PROBLEM REQUIREMENTS -
Look through the data below. Pick out the lines holding the string "icon".

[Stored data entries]
- - - - -

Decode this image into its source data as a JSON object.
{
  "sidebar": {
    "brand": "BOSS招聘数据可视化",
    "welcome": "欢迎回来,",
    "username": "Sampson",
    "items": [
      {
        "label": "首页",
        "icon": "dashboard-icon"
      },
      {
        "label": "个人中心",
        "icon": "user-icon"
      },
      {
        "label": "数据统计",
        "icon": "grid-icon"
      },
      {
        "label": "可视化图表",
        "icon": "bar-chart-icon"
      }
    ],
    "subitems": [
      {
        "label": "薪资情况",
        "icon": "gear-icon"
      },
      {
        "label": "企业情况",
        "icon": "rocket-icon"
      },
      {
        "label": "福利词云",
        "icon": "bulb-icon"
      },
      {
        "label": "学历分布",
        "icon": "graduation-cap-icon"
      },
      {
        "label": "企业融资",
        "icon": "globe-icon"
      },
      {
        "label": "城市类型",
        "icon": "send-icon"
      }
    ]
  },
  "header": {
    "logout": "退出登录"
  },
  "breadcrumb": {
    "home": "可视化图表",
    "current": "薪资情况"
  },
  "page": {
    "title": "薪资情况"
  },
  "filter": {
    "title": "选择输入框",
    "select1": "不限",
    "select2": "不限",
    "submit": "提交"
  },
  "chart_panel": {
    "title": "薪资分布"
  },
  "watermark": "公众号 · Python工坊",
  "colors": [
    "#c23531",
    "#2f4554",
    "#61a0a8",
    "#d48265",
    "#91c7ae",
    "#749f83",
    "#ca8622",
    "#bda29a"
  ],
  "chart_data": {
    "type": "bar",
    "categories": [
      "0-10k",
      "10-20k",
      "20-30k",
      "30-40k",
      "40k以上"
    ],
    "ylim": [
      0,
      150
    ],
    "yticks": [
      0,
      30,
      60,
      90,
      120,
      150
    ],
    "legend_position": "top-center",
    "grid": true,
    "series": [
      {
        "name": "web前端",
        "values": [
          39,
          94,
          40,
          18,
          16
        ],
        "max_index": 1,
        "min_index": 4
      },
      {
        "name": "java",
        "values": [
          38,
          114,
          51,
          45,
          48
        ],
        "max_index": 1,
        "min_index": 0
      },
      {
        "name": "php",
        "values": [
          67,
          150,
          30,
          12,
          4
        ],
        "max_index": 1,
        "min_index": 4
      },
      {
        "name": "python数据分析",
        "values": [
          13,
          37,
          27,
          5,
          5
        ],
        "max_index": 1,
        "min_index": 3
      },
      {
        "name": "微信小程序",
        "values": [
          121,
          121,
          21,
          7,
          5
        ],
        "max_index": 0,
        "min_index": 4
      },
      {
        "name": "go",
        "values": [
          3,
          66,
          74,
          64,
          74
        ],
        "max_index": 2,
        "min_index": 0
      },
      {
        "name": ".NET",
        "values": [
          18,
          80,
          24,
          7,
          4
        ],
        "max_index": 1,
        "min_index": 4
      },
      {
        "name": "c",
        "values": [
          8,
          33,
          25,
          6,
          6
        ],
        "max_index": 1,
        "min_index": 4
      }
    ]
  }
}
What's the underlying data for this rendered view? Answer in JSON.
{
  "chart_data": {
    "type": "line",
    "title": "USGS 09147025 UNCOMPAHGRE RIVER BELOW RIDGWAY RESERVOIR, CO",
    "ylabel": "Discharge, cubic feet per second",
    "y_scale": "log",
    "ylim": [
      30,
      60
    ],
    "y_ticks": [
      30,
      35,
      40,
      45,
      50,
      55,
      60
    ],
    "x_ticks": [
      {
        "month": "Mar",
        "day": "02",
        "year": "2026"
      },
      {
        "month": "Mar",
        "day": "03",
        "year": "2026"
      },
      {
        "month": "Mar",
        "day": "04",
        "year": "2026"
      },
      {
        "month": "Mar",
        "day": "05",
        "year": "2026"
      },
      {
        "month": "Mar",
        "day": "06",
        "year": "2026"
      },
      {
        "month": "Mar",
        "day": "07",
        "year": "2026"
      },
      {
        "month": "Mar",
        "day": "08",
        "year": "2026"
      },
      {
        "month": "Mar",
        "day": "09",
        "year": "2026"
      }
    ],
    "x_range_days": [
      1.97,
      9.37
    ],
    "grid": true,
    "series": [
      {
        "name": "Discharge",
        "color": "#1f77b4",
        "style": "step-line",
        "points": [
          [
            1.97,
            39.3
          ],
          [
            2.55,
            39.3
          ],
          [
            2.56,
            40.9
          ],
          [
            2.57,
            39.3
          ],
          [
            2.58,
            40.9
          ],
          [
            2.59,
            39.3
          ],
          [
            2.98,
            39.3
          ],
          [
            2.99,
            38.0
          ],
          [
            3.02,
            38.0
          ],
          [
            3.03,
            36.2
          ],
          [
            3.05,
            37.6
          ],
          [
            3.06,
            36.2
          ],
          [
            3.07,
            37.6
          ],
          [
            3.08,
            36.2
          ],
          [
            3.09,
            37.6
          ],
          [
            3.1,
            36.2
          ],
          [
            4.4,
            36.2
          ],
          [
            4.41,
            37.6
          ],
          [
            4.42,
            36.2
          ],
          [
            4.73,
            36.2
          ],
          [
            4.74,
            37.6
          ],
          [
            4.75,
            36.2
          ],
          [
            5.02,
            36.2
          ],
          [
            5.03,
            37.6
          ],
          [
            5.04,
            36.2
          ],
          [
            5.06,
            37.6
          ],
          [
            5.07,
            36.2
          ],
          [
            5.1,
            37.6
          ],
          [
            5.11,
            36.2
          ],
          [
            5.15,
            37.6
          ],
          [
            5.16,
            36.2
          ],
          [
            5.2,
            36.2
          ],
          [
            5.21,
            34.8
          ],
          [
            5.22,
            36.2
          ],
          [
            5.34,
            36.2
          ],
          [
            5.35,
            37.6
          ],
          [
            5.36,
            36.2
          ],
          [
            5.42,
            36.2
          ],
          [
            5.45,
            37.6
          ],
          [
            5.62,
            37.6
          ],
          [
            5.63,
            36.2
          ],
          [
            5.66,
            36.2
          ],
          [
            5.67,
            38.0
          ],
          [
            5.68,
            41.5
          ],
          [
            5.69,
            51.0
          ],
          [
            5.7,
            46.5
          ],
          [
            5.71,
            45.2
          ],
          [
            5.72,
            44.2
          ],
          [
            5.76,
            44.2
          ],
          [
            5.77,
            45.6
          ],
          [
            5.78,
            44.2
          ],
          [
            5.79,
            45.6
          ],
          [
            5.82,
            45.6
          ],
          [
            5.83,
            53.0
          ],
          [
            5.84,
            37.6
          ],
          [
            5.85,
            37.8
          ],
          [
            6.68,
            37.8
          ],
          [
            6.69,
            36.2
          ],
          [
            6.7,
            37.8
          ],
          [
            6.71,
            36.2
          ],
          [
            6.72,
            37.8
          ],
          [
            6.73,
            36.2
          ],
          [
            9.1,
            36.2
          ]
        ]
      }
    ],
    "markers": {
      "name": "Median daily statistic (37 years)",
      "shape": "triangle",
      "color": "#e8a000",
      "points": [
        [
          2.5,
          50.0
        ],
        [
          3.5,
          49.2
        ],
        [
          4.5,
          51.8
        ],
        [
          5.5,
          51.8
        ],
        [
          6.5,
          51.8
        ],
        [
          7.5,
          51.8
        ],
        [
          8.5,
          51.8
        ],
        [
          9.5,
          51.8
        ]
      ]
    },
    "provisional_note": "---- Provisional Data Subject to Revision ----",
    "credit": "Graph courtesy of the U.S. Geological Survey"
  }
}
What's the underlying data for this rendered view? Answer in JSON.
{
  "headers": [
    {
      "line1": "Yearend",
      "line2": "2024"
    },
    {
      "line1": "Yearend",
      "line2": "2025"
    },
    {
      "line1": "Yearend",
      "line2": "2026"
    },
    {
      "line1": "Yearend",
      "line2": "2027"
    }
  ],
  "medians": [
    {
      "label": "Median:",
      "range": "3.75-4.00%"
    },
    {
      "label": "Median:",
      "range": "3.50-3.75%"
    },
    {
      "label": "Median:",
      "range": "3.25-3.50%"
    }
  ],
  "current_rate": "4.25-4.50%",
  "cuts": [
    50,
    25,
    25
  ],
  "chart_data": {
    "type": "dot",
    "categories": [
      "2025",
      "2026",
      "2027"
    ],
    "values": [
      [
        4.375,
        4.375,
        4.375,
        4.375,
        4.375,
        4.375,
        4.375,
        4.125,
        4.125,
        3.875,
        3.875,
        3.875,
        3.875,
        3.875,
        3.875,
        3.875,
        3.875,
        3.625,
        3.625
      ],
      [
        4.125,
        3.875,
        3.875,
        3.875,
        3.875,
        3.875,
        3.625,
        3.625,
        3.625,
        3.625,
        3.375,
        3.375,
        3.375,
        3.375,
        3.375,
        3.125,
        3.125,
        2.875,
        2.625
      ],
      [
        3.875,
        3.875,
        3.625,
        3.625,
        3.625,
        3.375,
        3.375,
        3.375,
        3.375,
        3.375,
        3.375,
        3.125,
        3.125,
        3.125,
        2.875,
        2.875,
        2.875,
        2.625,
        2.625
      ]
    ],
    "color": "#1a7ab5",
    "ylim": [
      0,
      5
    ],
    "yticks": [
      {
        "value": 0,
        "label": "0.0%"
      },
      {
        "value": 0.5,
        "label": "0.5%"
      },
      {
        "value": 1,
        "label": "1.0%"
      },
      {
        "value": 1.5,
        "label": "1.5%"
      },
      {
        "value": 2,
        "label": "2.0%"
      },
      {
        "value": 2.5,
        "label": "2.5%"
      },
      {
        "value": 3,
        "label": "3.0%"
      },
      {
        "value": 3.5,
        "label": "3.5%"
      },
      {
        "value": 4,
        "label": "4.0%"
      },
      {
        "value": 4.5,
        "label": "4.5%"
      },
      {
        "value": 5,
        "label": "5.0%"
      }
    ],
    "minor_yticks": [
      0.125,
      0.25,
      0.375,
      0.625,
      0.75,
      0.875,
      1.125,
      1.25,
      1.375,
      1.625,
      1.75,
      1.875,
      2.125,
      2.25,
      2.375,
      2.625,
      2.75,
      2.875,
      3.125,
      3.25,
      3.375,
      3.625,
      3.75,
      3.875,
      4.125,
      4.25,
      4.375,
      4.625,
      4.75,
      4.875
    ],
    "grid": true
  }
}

- - - - -

ANSWER IN FULL -
        "icon": "dashboard-icon"
        "icon": "user-icon"
        "icon": "grid-icon"
        "icon": "bar-chart-icon"
        "icon": "gear-icon"
        "icon": "rocket-icon"
        "icon": "bulb-icon"
        "icon": "graduation-cap-icon"
        "icon": "globe-icon"
        "icon": "send-icon"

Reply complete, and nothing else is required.